Work to complete. How many of these lines hold the string "color"? Answer with the number only.

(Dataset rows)
********

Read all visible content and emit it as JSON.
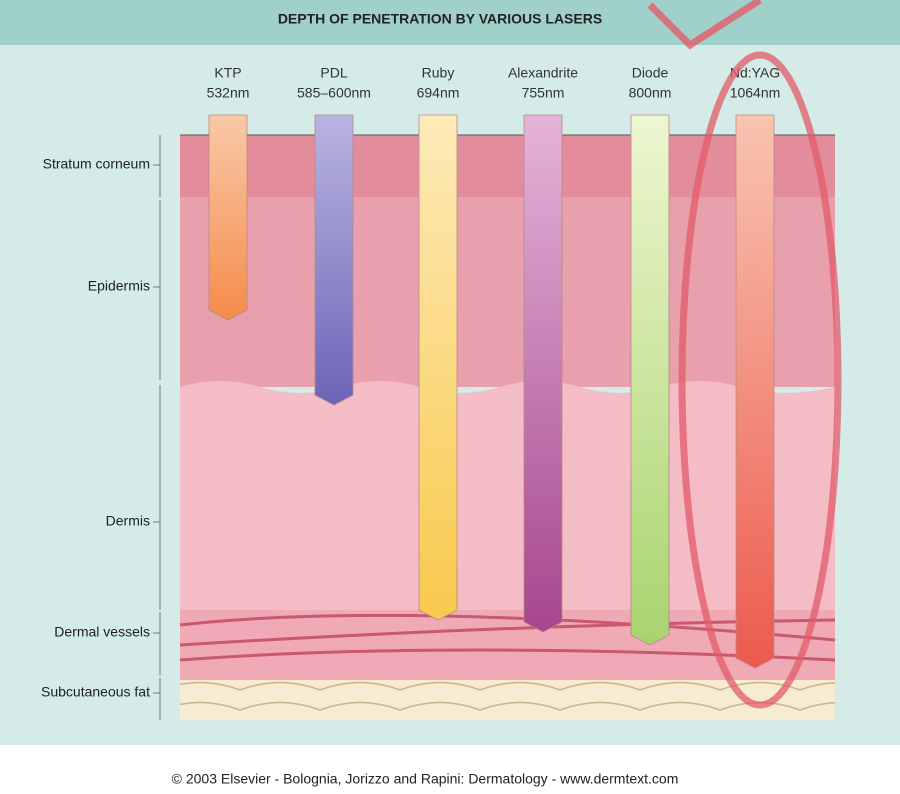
{
  "header": {
    "title": "DEPTH OF PENETRATION BY VARIOUS LASERS"
  },
  "lasers": [
    {
      "name": "KTP",
      "wavelength": "532nm"
    },
    {
      "name": "PDL",
      "wavelength": "585–600nm"
    },
    {
      "name": "Ruby",
      "wavelength": "694nm"
    },
    {
      "name": "Alexandrite",
      "wavelength": "755nm"
    },
    {
      "name": "Diode",
      "wavelength": "800nm"
    },
    {
      "name": "Nd:YAG",
      "wavelength": "1064nm"
    }
  ],
  "layers": [
    "Stratum corneum",
    "Epidermis",
    "Dermis",
    "Dermal vessels",
    "Subcutaneous fat"
  ],
  "footer": "© 2003 Elsevier - Bolognia, Jorizzo and Rapini: Dermatology - www.dermtext.com"
}
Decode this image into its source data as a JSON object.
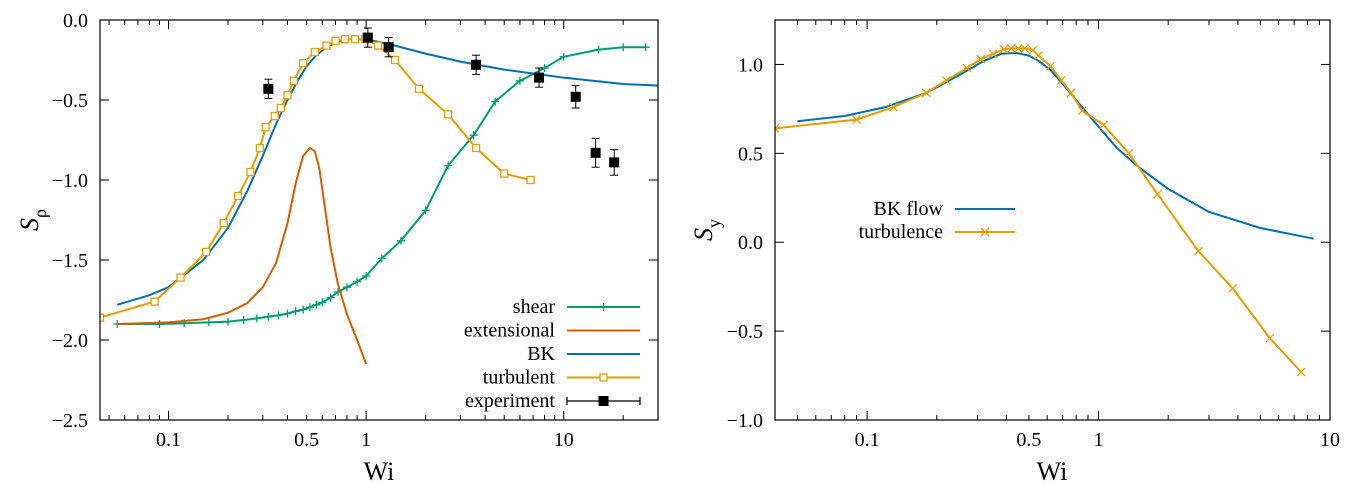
{
  "chart_data": [
    {
      "type": "line",
      "xlabel": "Wi",
      "ylabel_main": "S",
      "ylabel_sub": "ρ",
      "xscale": "log",
      "xlim": [
        0.045,
        30
      ],
      "ylim": [
        -2.5,
        0.0
      ],
      "xticks": [
        0.1,
        0.5,
        1,
        10
      ],
      "xtick_labels": [
        "0.1",
        "0.5",
        "1",
        "10"
      ],
      "yticks": [
        -2.5,
        -2.0,
        -1.5,
        -1.0,
        -0.5,
        0.0
      ],
      "ytick_labels": [
        "−2.5",
        "−2.0",
        "−1.5",
        "−1.0",
        "−0.5",
        "0.0"
      ],
      "legend_position": "bottom-right",
      "series": [
        {
          "name": "shear",
          "color": "#009e73",
          "marker": "plus",
          "x": [
            0.055,
            0.09,
            0.12,
            0.16,
            0.2,
            0.24,
            0.28,
            0.32,
            0.36,
            0.4,
            0.44,
            0.48,
            0.52,
            0.56,
            0.6,
            0.66,
            0.72,
            0.8,
            0.9,
            1.0,
            1.2,
            1.5,
            2.0,
            2.6,
            3.5,
            4.5,
            6.0,
            8.0,
            10.0,
            15.0,
            20.0,
            26.0
          ],
          "y": [
            -1.9,
            -1.9,
            -1.895,
            -1.89,
            -1.885,
            -1.875,
            -1.865,
            -1.855,
            -1.845,
            -1.835,
            -1.82,
            -1.81,
            -1.795,
            -1.78,
            -1.765,
            -1.735,
            -1.7,
            -1.67,
            -1.635,
            -1.6,
            -1.49,
            -1.38,
            -1.19,
            -0.91,
            -0.72,
            -0.51,
            -0.38,
            -0.3,
            -0.23,
            -0.185,
            -0.17,
            -0.17
          ]
        },
        {
          "name": "extensional",
          "color": "#d55e00",
          "marker": "none",
          "x": [
            0.055,
            0.1,
            0.15,
            0.2,
            0.25,
            0.3,
            0.35,
            0.4,
            0.44,
            0.48,
            0.52,
            0.55,
            0.58,
            0.62,
            0.66,
            0.72,
            0.8,
            0.9,
            1.0
          ],
          "y": [
            -1.9,
            -1.89,
            -1.87,
            -1.83,
            -1.77,
            -1.67,
            -1.52,
            -1.27,
            -1.02,
            -0.85,
            -0.8,
            -0.82,
            -0.93,
            -1.18,
            -1.42,
            -1.65,
            -1.84,
            -2.0,
            -2.15
          ]
        },
        {
          "name": "BK",
          "color": "#0072b2",
          "marker": "none",
          "x": [
            0.055,
            0.08,
            0.1,
            0.15,
            0.2,
            0.25,
            0.3,
            0.35,
            0.4,
            0.45,
            0.5,
            0.55,
            0.6,
            0.7,
            0.8,
            1.0,
            1.3,
            2.0,
            3.0,
            5.0,
            10.0,
            20.0,
            30.0
          ],
          "y": [
            -1.78,
            -1.72,
            -1.67,
            -1.5,
            -1.3,
            -1.07,
            -0.85,
            -0.65,
            -0.5,
            -0.38,
            -0.29,
            -0.23,
            -0.19,
            -0.14,
            -0.12,
            -0.12,
            -0.15,
            -0.21,
            -0.26,
            -0.31,
            -0.36,
            -0.4,
            -0.41
          ]
        },
        {
          "name": "turbulent",
          "color": "#e69f00",
          "marker": "open-square",
          "x": [
            0.045,
            0.085,
            0.115,
            0.155,
            0.19,
            0.225,
            0.26,
            0.29,
            0.31,
            0.345,
            0.37,
            0.4,
            0.43,
            0.48,
            0.55,
            0.63,
            0.7,
            0.78,
            0.88,
            0.99,
            1.15,
            1.4,
            1.85,
            2.6,
            3.6,
            5.0,
            6.8
          ],
          "y": [
            -1.86,
            -1.76,
            -1.61,
            -1.45,
            -1.27,
            -1.1,
            -0.95,
            -0.8,
            -0.67,
            -0.6,
            -0.55,
            -0.47,
            -0.38,
            -0.27,
            -0.2,
            -0.16,
            -0.13,
            -0.12,
            -0.12,
            -0.12,
            -0.16,
            -0.25,
            -0.43,
            -0.59,
            -0.8,
            -0.96,
            -1.0
          ]
        }
      ],
      "experiment": {
        "name": "experiment",
        "color": "#000000",
        "marker": "filled-square",
        "points": [
          {
            "x": 0.32,
            "y": -0.43,
            "err": 0.06
          },
          {
            "x": 1.02,
            "y": -0.11,
            "err": 0.06
          },
          {
            "x": 1.3,
            "y": -0.17,
            "err": 0.06
          },
          {
            "x": 3.6,
            "y": -0.28,
            "err": 0.06
          },
          {
            "x": 7.5,
            "y": -0.36,
            "err": 0.06
          },
          {
            "x": 11.5,
            "y": -0.48,
            "err": 0.07
          },
          {
            "x": 14.5,
            "y": -0.83,
            "err": 0.09
          },
          {
            "x": 18.0,
            "y": -0.89,
            "err": 0.08
          }
        ]
      }
    },
    {
      "type": "line",
      "xlabel": "Wi",
      "ylabel_main": "S",
      "ylabel_sub": "y",
      "xscale": "log",
      "xlim": [
        0.04,
        10
      ],
      "ylim": [
        -1.0,
        1.25
      ],
      "xticks": [
        0.1,
        0.5,
        1,
        10
      ],
      "xtick_labels": [
        "0.1",
        "0.5",
        "1",
        "10"
      ],
      "yticks": [
        -1.0,
        -0.5,
        0.0,
        0.5,
        1.0
      ],
      "ytick_labels": [
        "−1.0",
        "−0.5",
        "0.0",
        "0.5",
        "1.0"
      ],
      "legend_position": "center-left",
      "series": [
        {
          "name": "BK flow",
          "color": "#0072b2",
          "marker": "none",
          "x": [
            0.05,
            0.08,
            0.12,
            0.18,
            0.25,
            0.32,
            0.38,
            0.44,
            0.5,
            0.55,
            0.62,
            0.7,
            0.8,
            0.9,
            1.0,
            1.2,
            1.5,
            2.0,
            3.0,
            5.0,
            8.5
          ],
          "y": [
            0.68,
            0.71,
            0.76,
            0.84,
            0.94,
            1.02,
            1.06,
            1.065,
            1.05,
            1.02,
            0.97,
            0.89,
            0.8,
            0.72,
            0.65,
            0.53,
            0.42,
            0.3,
            0.17,
            0.08,
            0.02
          ]
        },
        {
          "name": "turbulence",
          "color": "#e69f00",
          "marker": "cross",
          "x": [
            0.04,
            0.09,
            0.13,
            0.18,
            0.22,
            0.27,
            0.31,
            0.35,
            0.39,
            0.42,
            0.45,
            0.48,
            0.52,
            0.55,
            0.62,
            0.69,
            0.76,
            0.85,
            1.05,
            1.35,
            1.8,
            2.7,
            3.8,
            5.5,
            7.5
          ],
          "y": [
            0.64,
            0.69,
            0.76,
            0.84,
            0.91,
            0.98,
            1.03,
            1.06,
            1.085,
            1.09,
            1.09,
            1.09,
            1.08,
            1.05,
            0.99,
            0.91,
            0.84,
            0.74,
            0.66,
            0.5,
            0.27,
            -0.05,
            -0.26,
            -0.54,
            -0.73
          ]
        }
      ]
    }
  ]
}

********

Answer to the exercise. 7